▸ **What you should do**:
Each entry must appear again exactly as it does in the source.

Collected data:
···
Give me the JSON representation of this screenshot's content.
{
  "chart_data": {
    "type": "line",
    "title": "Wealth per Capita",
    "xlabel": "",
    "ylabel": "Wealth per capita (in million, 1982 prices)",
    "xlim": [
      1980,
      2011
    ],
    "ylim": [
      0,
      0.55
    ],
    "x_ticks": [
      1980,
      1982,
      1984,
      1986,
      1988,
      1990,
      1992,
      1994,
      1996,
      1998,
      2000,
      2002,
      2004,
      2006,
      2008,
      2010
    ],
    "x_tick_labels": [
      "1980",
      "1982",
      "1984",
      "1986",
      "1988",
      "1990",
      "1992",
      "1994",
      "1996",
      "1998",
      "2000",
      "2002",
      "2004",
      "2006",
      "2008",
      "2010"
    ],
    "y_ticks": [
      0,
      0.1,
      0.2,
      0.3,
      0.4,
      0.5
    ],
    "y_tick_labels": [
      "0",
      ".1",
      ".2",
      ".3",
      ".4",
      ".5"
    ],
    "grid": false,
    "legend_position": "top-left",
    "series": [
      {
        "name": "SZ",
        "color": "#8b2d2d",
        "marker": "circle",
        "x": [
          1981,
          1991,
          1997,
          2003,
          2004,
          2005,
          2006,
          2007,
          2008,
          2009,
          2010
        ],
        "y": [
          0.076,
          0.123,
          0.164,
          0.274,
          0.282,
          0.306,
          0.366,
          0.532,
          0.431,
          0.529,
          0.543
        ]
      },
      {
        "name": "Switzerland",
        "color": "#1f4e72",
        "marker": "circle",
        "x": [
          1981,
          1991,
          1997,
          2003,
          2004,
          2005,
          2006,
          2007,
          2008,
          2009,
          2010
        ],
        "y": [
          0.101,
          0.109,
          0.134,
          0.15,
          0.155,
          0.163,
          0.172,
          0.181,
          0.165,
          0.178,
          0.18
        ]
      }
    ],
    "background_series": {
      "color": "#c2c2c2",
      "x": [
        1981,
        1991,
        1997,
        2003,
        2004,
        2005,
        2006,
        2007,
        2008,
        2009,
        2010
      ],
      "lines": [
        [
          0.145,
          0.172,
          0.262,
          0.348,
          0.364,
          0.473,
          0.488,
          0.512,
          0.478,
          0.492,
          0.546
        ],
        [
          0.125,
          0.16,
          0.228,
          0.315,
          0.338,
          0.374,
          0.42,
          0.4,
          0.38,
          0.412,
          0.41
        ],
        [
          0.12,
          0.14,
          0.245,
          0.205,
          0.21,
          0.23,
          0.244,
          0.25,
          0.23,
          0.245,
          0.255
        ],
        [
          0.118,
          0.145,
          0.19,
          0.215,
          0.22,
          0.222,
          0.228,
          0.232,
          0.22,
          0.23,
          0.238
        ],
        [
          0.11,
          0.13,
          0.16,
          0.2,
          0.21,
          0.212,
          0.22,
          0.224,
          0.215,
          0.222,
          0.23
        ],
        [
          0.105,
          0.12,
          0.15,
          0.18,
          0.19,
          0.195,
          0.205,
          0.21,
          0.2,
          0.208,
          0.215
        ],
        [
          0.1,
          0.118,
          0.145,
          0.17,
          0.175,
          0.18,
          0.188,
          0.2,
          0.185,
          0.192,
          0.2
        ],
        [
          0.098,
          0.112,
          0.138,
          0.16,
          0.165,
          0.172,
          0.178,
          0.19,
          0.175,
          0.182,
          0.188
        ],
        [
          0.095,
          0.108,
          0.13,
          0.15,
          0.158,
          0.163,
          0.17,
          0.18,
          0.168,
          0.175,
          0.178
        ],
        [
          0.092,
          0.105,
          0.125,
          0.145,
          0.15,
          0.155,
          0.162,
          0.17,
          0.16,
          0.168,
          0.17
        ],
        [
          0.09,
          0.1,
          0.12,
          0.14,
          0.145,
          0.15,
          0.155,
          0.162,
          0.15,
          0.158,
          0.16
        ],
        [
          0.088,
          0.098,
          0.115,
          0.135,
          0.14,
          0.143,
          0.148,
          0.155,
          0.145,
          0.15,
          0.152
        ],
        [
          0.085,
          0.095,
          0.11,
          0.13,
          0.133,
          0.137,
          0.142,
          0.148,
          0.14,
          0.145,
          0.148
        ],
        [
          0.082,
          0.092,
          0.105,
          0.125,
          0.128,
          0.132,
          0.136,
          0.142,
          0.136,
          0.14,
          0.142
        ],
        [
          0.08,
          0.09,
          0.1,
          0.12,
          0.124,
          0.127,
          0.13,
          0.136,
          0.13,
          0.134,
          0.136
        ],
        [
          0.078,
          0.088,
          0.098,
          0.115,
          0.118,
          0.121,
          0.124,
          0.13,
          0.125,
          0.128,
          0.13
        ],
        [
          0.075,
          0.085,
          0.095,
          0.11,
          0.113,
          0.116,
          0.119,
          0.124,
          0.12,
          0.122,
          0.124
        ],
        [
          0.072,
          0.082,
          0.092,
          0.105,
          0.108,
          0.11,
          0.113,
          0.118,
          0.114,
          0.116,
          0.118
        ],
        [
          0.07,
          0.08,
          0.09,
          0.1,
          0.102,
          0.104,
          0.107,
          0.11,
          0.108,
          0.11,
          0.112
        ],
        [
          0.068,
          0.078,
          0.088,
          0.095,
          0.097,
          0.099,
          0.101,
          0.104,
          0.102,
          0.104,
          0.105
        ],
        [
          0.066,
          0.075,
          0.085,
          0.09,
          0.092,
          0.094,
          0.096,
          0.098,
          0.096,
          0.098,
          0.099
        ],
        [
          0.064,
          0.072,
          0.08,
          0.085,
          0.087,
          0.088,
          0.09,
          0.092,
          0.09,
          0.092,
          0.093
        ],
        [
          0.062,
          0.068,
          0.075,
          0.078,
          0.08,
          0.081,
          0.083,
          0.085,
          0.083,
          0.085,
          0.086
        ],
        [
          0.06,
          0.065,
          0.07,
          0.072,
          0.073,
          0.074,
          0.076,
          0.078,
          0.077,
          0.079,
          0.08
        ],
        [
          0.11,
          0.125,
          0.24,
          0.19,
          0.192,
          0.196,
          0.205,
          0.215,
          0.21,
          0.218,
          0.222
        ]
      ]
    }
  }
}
···
▸ **Problem solution**:
Give me the JSON representation of this screenshot's content.
{
  "chart_data": {
    "type": "line",
    "title": "Wealth per Capita",
    "xlabel": "",
    "ylabel": "Wealth per capita (in million, 1982 prices)",
    "xlim": [
      1980,
      2011
    ],
    "ylim": [
      0,
      0.55
    ],
    "x_ticks": [
      1980,
      1982,
      1984,
      1986,
      1988,
      1990,
      1992,
      1994,
      1996,
      1998,
      2000,
      2002,
      2004,
      2006,
      2008,
      2010
    ],
    "x_tick_labels": [
      "1980",
      "1982",
      "1984",
      "1986",
      "1988",
      "1990",
      "1992",
      "1994",
      "1996",
      "1998",
      "2000",
      "2002",
      "2004",
      "2006",
      "2008",
      "2010"
    ],
    "y_ticks": [
      0,
      0.1,
      0.2,
      0.3,
      0.4,
      0.5
    ],
    "y_tick_labels": [
      "0",
      ".1",
      ".2",
      ".3",
      ".4",
      ".5"
    ],
    "grid": false,
    "legend_position": "top-left",
    "series": [
      {
        "name": "SZ",
        "color": "#8b2d2d",
        "marker": "circle",
        "x": [
          1981,
          1991,
          1997,
          2003,
          2004,
          2005,
          2006,
          2007,
          2008,
          2009,
          2010
        ],
        "y": [
          0.076,
          0.123,
          0.164,
          0.274,
          0.282,
          0.306,
          0.366,
          0.532,
          0.431,
          0.529,
          0.543
        ]
      },
      {
        "name": "Switzerland",
        "color": "#1f4e72",
        "marker": "circle",
        "x": [
          1981,
          1991,
          1997,
          2003,
          2004,
          2005,
          2006,
          2007,
          2008,
          2009,
          2010
        ],
        "y": [
          0.101,
          0.109,
          0.134,
          0.15,
          0.155,
          0.163,
          0.172,
          0.181,
          0.165,
          0.178,
          0.18
        ]
      }
    ],
    "background_series": {
      "color": "#c2c2c2",
      "x": [
        1981,
        1991,
        1997,
        2003,
        2004,
        2005,
        2006,
        2007,
        2008,
        2009,
        2010
      ],
      "lines": [
        [
          0.145,
          0.172,
          0.262,
          0.348,
          0.364,
          0.473,
          0.488,
          0.512,
          0.478,
          0.492,
          0.546
        ],
        [
          0.125,
          0.16,
          0.228,
          0.315,
          0.338,
          0.374,
          0.42,
          0.4,
          0.38,
          0.412,
          0.41
        ],
        [
          0.12,
          0.14,
          0.245,
          0.205,
          0.21,
          0.23,
          0.244,
          0.25,
          0.23,
          0.245,
          0.255
        ],
        [
          0.118,
          0.145,
          0.19,
          0.215,
          0.22,
          0.222,
          0.228,
          0.232,
          0.22,
          0.23,
          0.238
        ],
        [
          0.11,
          0.13,
          0.16,
          0.2,
          0.21,
          0.212,
          0.22,
          0.224,
          0.215,
          0.222,
          0.23
        ],
        [
          0.105,
          0.12,
          0.15,
          0.18,
          0.19,
          0.195,
          0.205,
          0.21,
          0.2,
          0.208,
          0.215
        ],
        [
          0.1,
          0.118,
          0.145,
          0.17,
          0.175,
          0.18,
          0.188,
          0.2,
          0.185,
          0.192,
          0.2
        ],
        [
          0.098,
          0.112,
          0.138,
          0.16,
          0.165,
          0.172,
          0.178,
          0.19,
          0.175,
          0.182,
          0.188
        ],
        [
          0.095,
          0.108,
          0.13,
          0.15,
          0.158,
          0.163,
          0.17,
          0.18,
          0.168,
          0.175,
          0.178
        ],
        [
          0.092,
          0.105,
          0.125,
          0.145,
          0.15,
          0.155,
          0.162,
          0.17,
          0.16,
          0.168,
          0.17
        ],
        [
          0.09,
          0.1,
          0.12,
          0.14,
          0.145,
          0.15,
          0.155,
          0.162,
          0.15,
          0.158,
          0.16
        ],
        [
          0.088,
          0.098,
          0.115,
          0.135,
          0.14,
          0.143,
          0.148,
          0.155,
          0.145,
          0.15,
          0.152
        ],
        [
          0.085,
          0.095,
          0.11,
          0.13,
          0.133,
          0.137,
          0.142,
          0.148,
          0.14,
          0.145,
          0.148
        ],
        [
          0.082,
          0.092,
          0.105,
          0.125,
          0.128,
          0.132,
          0.136,
          0.142,
          0.136,
          0.14,
          0.142
        ],
        [
          0.08,
          0.09,
          0.1,
          0.12,
          0.124,
          0.127,
          0.13,
          0.136,
          0.13,
          0.134,
          0.136
        ],
        [
          0.078,
          0.088,
          0.098,
          0.115,
          0.118,
          0.121,
          0.124,
          0.13,
          0.125,
          0.128,
          0.13
        ],
        [
          0.075,
          0.085,
          0.095,
          0.11,
          0.113,
          0.116,
          0.119,
          0.124,
          0.12,
          0.122,
          0.124
        ],
        [
          0.072,
          0.082,
          0.092,
          0.105,
          0.108,
          0.11,
          0.113,
          0.118,
          0.114,
          0.116,
          0.118
        ],
        [
          0.07,
          0.08,
          0.09,
          0.1,
          0.102,
          0.104,
          0.107,
          0.11,
          0.108,
          0.11,
          0.112
        ],
        [
          0.068,
          0.078,
          0.088,
          0.095,
          0.097,
          0.099,
          0.101,
          0.104,
          0.102,
          0.104,
          0.105
        ],
        [
          0.066,
          0.075,
          0.085,
          0.09,
          0.092,
          0.094,
          0.096,
          0.098,
          0.096,
          0.098,
          0.099
        ],
        [
          0.064,
          0.072,
          0.08,
          0.085,
          0.087,
          0.088,
          0.09,
          0.092,
          0.09,
          0.092,
          0.093
        ],
        [
          0.062,
          0.068,
          0.075,
          0.078,
          0.08,
          0.081,
          0.083,
          0.085,
          0.083,
          0.085,
          0.086
        ],
        [
          0.06,
          0.065,
          0.07,
          0.072,
          0.073,
          0.074,
          0.076,
          0.078,
          0.077,
          0.079,
          0.08
        ],
        [
          0.11,
          0.125,
          0.24,
          0.19,
          0.192,
          0.196,
          0.205,
          0.215,
          0.21,
          0.218,
          0.222
        ]
      ]
    }
  }
}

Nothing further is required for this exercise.